-- Begin RECORDS PROVIDED --

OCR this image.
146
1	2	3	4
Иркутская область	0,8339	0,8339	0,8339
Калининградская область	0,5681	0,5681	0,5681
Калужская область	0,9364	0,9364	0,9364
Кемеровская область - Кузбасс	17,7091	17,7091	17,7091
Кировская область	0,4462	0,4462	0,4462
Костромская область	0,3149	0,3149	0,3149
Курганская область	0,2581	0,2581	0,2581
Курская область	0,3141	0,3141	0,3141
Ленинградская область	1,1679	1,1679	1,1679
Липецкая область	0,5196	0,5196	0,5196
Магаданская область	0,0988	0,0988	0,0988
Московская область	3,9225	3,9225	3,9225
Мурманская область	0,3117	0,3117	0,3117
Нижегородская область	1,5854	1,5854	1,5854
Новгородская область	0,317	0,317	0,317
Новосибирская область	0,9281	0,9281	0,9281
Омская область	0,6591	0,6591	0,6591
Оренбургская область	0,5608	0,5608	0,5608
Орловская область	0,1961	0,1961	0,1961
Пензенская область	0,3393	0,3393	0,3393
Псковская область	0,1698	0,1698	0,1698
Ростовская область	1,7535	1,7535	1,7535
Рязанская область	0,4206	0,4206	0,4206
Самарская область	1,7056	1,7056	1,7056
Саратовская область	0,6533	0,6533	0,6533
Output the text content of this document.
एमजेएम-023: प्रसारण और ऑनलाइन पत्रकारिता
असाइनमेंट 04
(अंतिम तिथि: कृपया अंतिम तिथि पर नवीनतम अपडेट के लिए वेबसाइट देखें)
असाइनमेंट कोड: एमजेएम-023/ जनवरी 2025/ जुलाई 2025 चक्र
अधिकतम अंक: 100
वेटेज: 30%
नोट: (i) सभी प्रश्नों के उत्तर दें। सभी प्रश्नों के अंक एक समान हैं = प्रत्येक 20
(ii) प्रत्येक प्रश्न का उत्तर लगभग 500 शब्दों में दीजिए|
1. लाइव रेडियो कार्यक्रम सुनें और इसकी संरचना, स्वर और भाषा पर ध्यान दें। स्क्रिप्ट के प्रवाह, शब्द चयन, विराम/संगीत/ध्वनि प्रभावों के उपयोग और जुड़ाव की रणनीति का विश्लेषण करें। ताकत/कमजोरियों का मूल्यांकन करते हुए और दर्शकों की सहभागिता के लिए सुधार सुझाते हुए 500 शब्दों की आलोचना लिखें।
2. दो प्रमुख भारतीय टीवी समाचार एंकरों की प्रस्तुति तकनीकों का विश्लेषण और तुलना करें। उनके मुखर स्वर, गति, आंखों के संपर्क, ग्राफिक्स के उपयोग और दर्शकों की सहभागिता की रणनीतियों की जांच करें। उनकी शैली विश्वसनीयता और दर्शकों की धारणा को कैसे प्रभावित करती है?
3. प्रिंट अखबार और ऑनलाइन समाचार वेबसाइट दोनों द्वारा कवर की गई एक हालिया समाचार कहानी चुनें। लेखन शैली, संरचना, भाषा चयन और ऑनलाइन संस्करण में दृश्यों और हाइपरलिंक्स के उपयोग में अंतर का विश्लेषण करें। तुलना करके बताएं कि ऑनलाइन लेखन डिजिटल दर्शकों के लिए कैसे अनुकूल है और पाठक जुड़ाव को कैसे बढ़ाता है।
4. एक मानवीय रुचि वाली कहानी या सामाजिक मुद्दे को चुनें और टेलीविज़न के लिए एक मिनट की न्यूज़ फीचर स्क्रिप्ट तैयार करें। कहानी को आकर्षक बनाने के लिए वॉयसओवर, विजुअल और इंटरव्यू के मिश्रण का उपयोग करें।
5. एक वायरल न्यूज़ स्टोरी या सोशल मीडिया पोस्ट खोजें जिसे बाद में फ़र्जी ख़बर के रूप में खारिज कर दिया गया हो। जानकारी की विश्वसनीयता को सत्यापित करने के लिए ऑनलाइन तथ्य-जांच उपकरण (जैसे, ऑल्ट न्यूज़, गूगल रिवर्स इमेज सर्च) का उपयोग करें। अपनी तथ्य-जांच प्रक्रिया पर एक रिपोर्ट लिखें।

-- End RECORDS PROVIDED --

Return all of the entries word for word.

SOLUTION TO THIS PROBLEM ->
OCR this image.
146
1	2	3	4
Иркутская область	0,8339	0,8339	0,8339
Калининградская область	0,5681	0,5681	0,5681
Калужская область	0,9364	0,9364	0,9364
Кемеровская область - Кузбасс	17,7091	17,7091	17,7091
Кировская область	0,4462	0,4462	0,4462
Костромская область	0,3149	0,3149	0,3149
Курганская область	0,2581	0,2581	0,2581
Курская область	0,3141	0,3141	0,3141
Ленинградская область	1,1679	1,1679	1,1679
Липецкая область	0,5196	0,5196	0,5196
Магаданская область	0,0988	0,0988	0,0988
Московская область	3,9225	3,9225	3,9225
Мурманская область	0,3117	0,3117	0,3117
Нижегородская область	1,5854	1,5854	1,5854
Новгородская область	0,317	0,317	0,317
Новосибирская область	0,9281	0,9281	0,9281
Омская область	0,6591	0,6591	0,6591
Оренбургская область	0,5608	0,5608	0,5608
Орловская область	0,1961	0,1961	0,1961
Пензенская область	0,3393	0,3393	0,3393
Псковская область	0,1698	0,1698	0,1698
Ростовская область	1,7535	1,7535	1,7535
Рязанская область	0,4206	0,4206	0,4206
Самарская область	1,7056	1,7056	1,7056
Саратовская область	0,6533	0,6533	0,6533
Output the text content of this document.
एमजेएम-023: प्रसारण और ऑनलाइन पत्रकारिता
असाइनमेंट 04
(अंतिम तिथि: कृपया अंतिम तिथि पर नवीनतम अपडेट के लिए वेबसाइट देखें)
असाइनमेंट कोड: एमजेएम-023/ जनवरी 2025/ जुलाई 2025 चक्र
अधिकतम अंक: 100
वेटेज: 30%
नोट: (i) सभी प्रश्नों के उत्तर दें। सभी प्रश्नों के अंक एक समान हैं = प्रत्येक 20
(ii) प्रत्येक प्रश्न का उत्तर लगभग 500 शब्दों में दीजिए|
1. लाइव रेडियो कार्यक्रम सुनें और इसकी संरचना, स्वर और भाषा पर ध्यान दें। स्क्रिप्ट के प्रवाह, शब्द चयन, विराम/संगीत/ध्वनि प्रभावों के उपयोग और जुड़ाव की रणनीति का विश्लेषण करें। ताकत/कमजोरियों का मूल्यांकन करते हुए और दर्शकों की सहभागिता के लिए सुधार सुझाते हुए 500 शब्दों की आलोचना लिखें।
2. दो प्रमुख भारतीय टीवी समाचार एंकरों की प्रस्तुति तकनीकों का विश्लेषण और तुलना करें। उनके मुखर स्वर, गति, आंखों के संपर्क, ग्राफिक्स के उपयोग और दर्शकों की सहभागिता की रणनीतियों की जांच करें। उनकी शैली विश्वसनीयता और दर्शकों की धारणा को कैसे प्रभावित करती है?
3. प्रिंट अखबार और ऑनलाइन समाचार वेबसाइट दोनों द्वारा कवर की गई एक हालिया समाचार कहानी चुनें। लेखन शैली, संरचना, भाषा चयन और ऑनलाइन संस्करण में दृश्यों और हाइपरलिंक्स के उपयोग में अंतर का विश्लेषण करें। तुलना करके बताएं कि ऑनलाइन लेखन डिजिटल दर्शकों के लिए कैसे अनुकूल है और पाठक जुड़ाव को कैसे बढ़ाता है।
4. एक मानवीय रुचि वाली कहानी या सामाजिक मुद्दे को चुनें और टेलीविज़न के लिए एक मिनट की न्यूज़ फीचर स्क्रिप्ट तैयार करें। कहानी को आकर्षक बनाने के लिए वॉयसओवर, विजुअल और इंटरव्यू के मिश्रण का उपयोग करें।
5. एक वायरल न्यूज़ स्टोरी या सोशल मीडिया पोस्ट खोजें जिसे बाद में फ़र्जी ख़बर के रूप में खारिज कर दिया गया हो। जानकारी की विश्वसनीयता को सत्यापित करने के लिए ऑनलाइन तथ्य-जांच उपकरण (जैसे, ऑल्ट न्यूज़, गूगल रिवर्स इमेज सर्च) का उपयोग करें। अपनी तथ्य-जांच प्रक्रिया पर एक रिपोर्ट लिखें।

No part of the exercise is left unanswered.